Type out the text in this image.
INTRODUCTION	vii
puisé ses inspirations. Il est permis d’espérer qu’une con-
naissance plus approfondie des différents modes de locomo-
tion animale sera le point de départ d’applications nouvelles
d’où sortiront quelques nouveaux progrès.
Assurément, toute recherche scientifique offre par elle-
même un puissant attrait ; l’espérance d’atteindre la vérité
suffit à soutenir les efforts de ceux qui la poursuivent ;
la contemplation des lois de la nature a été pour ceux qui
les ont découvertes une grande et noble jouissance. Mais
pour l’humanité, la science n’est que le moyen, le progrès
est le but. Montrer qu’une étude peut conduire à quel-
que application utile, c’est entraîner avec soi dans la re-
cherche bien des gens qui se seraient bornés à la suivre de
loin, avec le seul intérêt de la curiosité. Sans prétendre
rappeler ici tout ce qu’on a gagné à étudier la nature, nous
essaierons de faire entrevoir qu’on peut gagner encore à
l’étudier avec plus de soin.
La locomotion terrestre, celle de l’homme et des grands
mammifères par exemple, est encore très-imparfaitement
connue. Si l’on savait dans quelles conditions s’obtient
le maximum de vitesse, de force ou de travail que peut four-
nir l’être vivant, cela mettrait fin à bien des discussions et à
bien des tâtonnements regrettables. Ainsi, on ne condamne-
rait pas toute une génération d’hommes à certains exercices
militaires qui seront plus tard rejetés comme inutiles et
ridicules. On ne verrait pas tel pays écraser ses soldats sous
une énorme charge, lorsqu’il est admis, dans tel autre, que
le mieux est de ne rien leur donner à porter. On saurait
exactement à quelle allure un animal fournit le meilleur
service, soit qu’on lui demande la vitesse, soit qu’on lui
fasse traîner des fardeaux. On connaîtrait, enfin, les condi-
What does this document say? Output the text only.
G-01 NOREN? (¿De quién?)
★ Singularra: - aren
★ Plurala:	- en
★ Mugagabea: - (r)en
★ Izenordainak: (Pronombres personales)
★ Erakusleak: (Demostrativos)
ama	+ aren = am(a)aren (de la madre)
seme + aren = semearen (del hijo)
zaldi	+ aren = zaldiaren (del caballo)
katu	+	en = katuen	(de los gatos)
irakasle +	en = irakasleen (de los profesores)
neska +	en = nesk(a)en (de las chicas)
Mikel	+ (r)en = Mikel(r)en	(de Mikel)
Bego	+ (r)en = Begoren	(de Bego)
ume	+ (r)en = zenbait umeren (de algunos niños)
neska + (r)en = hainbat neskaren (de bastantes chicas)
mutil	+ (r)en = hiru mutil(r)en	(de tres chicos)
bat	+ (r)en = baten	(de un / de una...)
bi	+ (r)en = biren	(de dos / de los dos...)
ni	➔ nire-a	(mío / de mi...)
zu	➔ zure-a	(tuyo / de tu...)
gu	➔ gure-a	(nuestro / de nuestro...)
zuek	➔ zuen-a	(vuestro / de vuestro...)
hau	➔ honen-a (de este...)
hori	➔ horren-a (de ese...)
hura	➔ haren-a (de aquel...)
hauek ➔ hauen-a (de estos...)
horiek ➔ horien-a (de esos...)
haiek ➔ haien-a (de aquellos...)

**WHAT IS EXPECTED**
Identify each line holding the string "peut", and copy it out.

**REPLY**
est le but. Montrer qu’une étude peut conduire à quel-
essaierons de faire entrevoir qu’on peut gagner encore à
le maximum de vitesse, de force ou de travail que peut four-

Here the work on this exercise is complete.